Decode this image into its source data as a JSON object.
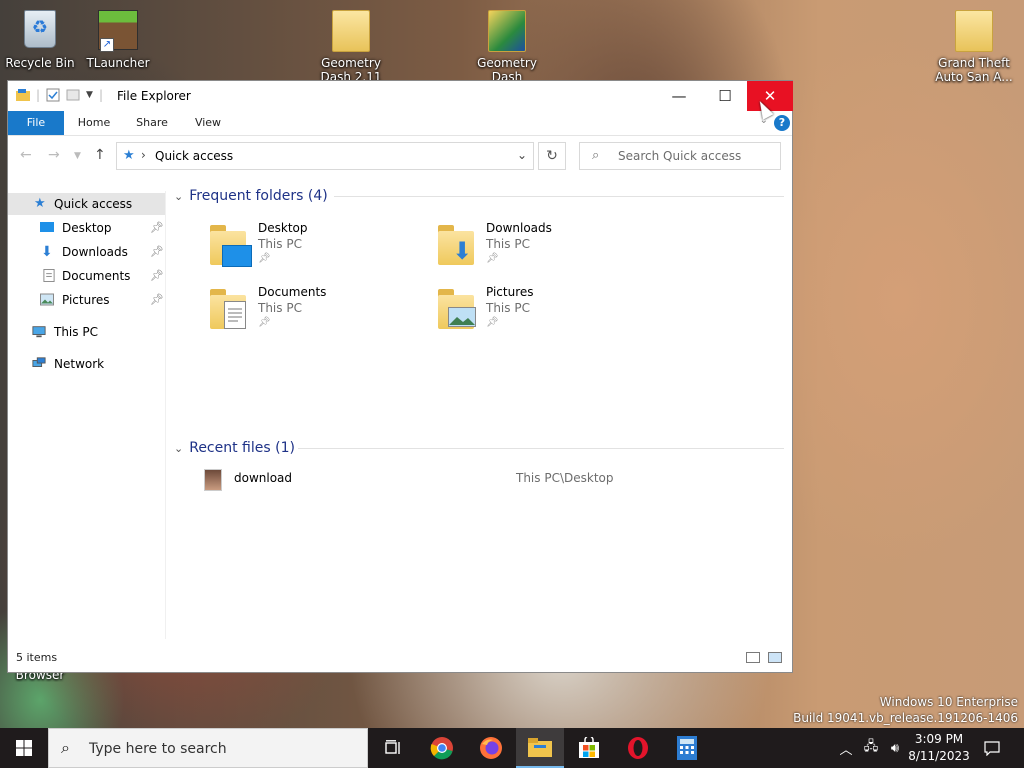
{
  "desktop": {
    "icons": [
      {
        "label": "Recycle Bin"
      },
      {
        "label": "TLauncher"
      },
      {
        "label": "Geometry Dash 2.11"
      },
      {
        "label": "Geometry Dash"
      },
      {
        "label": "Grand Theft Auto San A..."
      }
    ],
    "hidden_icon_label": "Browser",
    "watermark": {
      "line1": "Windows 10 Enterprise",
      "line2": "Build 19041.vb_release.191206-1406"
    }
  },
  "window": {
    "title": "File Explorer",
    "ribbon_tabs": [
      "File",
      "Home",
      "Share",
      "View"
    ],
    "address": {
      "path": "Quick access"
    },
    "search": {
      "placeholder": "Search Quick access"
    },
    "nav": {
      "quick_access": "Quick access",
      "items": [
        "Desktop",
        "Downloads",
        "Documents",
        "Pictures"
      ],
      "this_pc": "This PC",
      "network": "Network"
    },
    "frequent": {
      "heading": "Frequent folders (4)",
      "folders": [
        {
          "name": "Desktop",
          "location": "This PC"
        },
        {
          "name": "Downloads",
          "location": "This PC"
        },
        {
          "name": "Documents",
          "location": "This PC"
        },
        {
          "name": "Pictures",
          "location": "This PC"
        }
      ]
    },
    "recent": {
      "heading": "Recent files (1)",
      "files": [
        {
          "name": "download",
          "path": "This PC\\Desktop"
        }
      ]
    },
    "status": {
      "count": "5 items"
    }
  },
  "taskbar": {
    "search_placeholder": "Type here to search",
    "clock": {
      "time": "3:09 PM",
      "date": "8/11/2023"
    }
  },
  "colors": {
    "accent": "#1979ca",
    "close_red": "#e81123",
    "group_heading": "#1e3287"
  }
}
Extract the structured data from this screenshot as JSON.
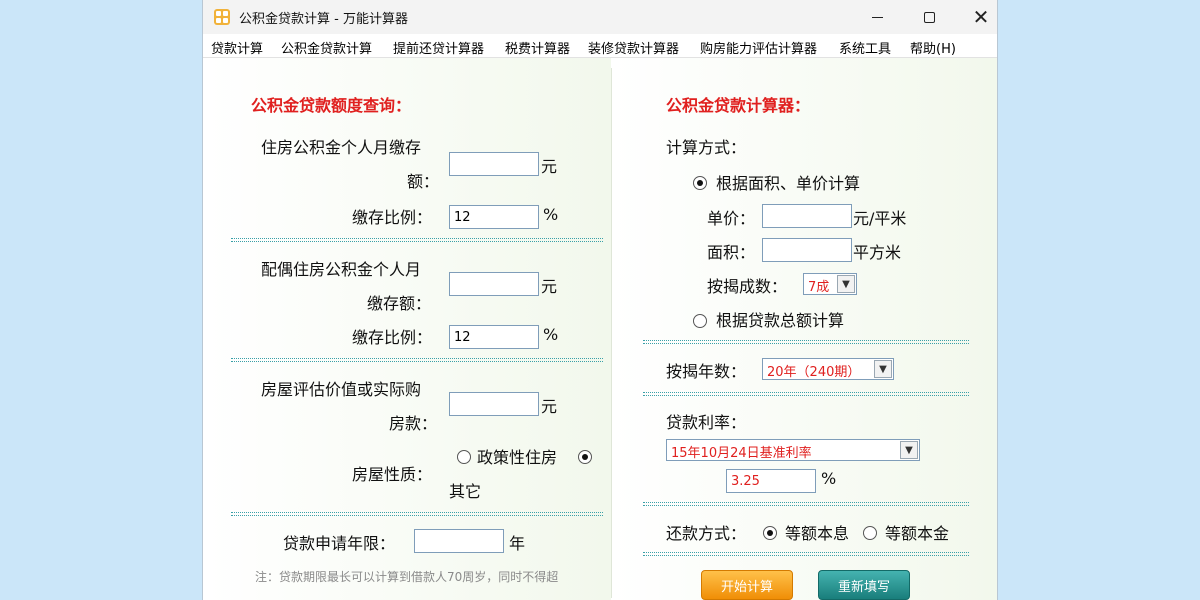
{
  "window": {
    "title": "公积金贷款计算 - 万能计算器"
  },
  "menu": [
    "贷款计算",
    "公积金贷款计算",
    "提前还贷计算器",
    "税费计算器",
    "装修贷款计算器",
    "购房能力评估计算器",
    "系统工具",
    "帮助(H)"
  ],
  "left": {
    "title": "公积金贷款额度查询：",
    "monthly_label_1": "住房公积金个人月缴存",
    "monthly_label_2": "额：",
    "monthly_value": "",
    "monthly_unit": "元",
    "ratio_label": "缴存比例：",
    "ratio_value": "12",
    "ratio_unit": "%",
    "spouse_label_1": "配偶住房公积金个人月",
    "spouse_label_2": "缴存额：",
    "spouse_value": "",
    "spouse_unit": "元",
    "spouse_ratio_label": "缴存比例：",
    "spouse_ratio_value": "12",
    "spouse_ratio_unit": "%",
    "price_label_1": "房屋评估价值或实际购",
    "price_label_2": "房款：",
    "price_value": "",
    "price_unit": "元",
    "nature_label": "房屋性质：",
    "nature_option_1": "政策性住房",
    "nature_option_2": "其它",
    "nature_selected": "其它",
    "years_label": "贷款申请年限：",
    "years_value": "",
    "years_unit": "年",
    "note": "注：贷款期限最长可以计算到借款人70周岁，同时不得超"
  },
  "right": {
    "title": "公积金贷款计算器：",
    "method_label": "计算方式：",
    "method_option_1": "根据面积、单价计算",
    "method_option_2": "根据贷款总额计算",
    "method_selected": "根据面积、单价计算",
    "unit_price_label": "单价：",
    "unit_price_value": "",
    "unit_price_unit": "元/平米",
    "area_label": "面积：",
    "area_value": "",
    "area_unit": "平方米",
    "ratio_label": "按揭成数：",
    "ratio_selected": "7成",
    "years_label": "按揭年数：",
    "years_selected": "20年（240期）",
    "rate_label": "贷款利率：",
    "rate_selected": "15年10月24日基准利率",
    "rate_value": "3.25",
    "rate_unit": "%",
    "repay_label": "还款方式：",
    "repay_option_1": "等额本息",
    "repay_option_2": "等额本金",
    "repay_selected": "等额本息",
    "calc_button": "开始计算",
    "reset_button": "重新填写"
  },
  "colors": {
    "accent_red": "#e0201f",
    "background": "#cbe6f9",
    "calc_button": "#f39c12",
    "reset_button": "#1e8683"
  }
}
****************
Task description:
Restate the listing above word for word, and skip the pictures.

Response to this exercise:
Decode this image into its source data as a JSON object.
{
  "desktop": {
    "icons": [
      {
        "label": "Recycle Bin"
      },
      {
        "label": "TLauncher"
      },
      {
        "label": "Geometry Dash 2.11"
      },
      {
        "label": "Geometry Dash"
      },
      {
        "label": "Grand Theft Auto San A..."
      }
    ],
    "hidden_icon_label": "Browser",
    "watermark": {
      "line1": "Windows 10 Enterprise",
      "line2": "Build 19041.vb_release.191206-1406"
    }
  },
  "window": {
    "title": "File Explorer",
    "ribbon_tabs": [
      "File",
      "Home",
      "Share",
      "View"
    ],
    "address": {
      "path": "Quick access"
    },
    "search": {
      "placeholder": "Search Quick access"
    },
    "nav": {
      "quick_access": "Quick access",
      "items": [
        "Desktop",
        "Downloads",
        "Documents",
        "Pictures"
      ],
      "this_pc": "This PC",
      "network": "Network"
    },
    "frequent": {
      "heading": "Frequent folders (4)",
      "folders": [
        {
          "name": "Desktop",
          "location": "This PC"
        },
        {
          "name": "Downloads",
          "location": "This PC"
        },
        {
          "name": "Documents",
          "location": "This PC"
        },
        {
          "name": "Pictures",
          "location": "This PC"
        }
      ]
    },
    "recent": {
      "heading": "Recent files (1)",
      "files": [
        {
          "name": "download",
          "path": "This PC\\Desktop"
        }
      ]
    },
    "status": {
      "count": "5 items"
    }
  },
  "taskbar": {
    "search_placeholder": "Type here to search",
    "clock": {
      "time": "3:09 PM",
      "date": "8/11/2023"
    }
  },
  "colors": {
    "accent": "#1979ca",
    "close_red": "#e81123",
    "group_heading": "#1e3287"
  }
}
Extract the structured data from this screenshot as JSON.
{
  "window": {
    "title": "公积金贷款计算 - 万能计算器"
  },
  "menu": [
    "贷款计算",
    "公积金贷款计算",
    "提前还贷计算器",
    "税费计算器",
    "装修贷款计算器",
    "购房能力评估计算器",
    "系统工具",
    "帮助(H)"
  ],
  "left": {
    "title": "公积金贷款额度查询：",
    "monthly_label_1": "住房公积金个人月缴存",
    "monthly_label_2": "额：",
    "monthly_value": "",
    "monthly_unit": "元",
    "ratio_label": "缴存比例：",
    "ratio_value": "12",
    "ratio_unit": "%",
    "spouse_label_1": "配偶住房公积金个人月",
    "spouse_label_2": "缴存额：",
    "spouse_value": "",
    "spouse_unit": "元",
    "spouse_ratio_label": "缴存比例：",
    "spouse_ratio_value": "12",
    "spouse_ratio_unit": "%",
    "price_label_1": "房屋评估价值或实际购",
    "price_label_2": "房款：",
    "price_value": "",
    "price_unit": "元",
    "nature_label": "房屋性质：",
    "nature_option_1": "政策性住房",
    "nature_option_2": "其它",
    "nature_selected": "其它",
    "years_label": "贷款申请年限：",
    "years_value": "",
    "years_unit": "年",
    "note": "注：贷款期限最长可以计算到借款人70周岁，同时不得超"
  },
  "right": {
    "title": "公积金贷款计算器：",
    "method_label": "计算方式：",
    "method_option_1": "根据面积、单价计算",
    "method_option_2": "根据贷款总额计算",
    "method_selected": "根据面积、单价计算",
    "unit_price_label": "单价：",
    "unit_price_value": "",
    "unit_price_unit": "元/平米",
    "area_label": "面积：",
    "area_value": "",
    "area_unit": "平方米",
    "ratio_label": "按揭成数：",
    "ratio_selected": "7成",
    "years_label": "按揭年数：",
    "years_selected": "20年（240期）",
    "rate_label": "贷款利率：",
    "rate_selected": "15年10月24日基准利率",
    "rate_value": "3.25",
    "rate_unit": "%",
    "repay_label": "还款方式：",
    "repay_option_1": "等额本息",
    "repay_option_2": "等额本金",
    "repay_selected": "等额本息",
    "calc_button": "开始计算",
    "reset_button": "重新填写"
  },
  "colors": {
    "accent_red": "#e0201f",
    "background": "#cbe6f9",
    "calc_button": "#f39c12",
    "reset_button": "#1e8683"
  }
}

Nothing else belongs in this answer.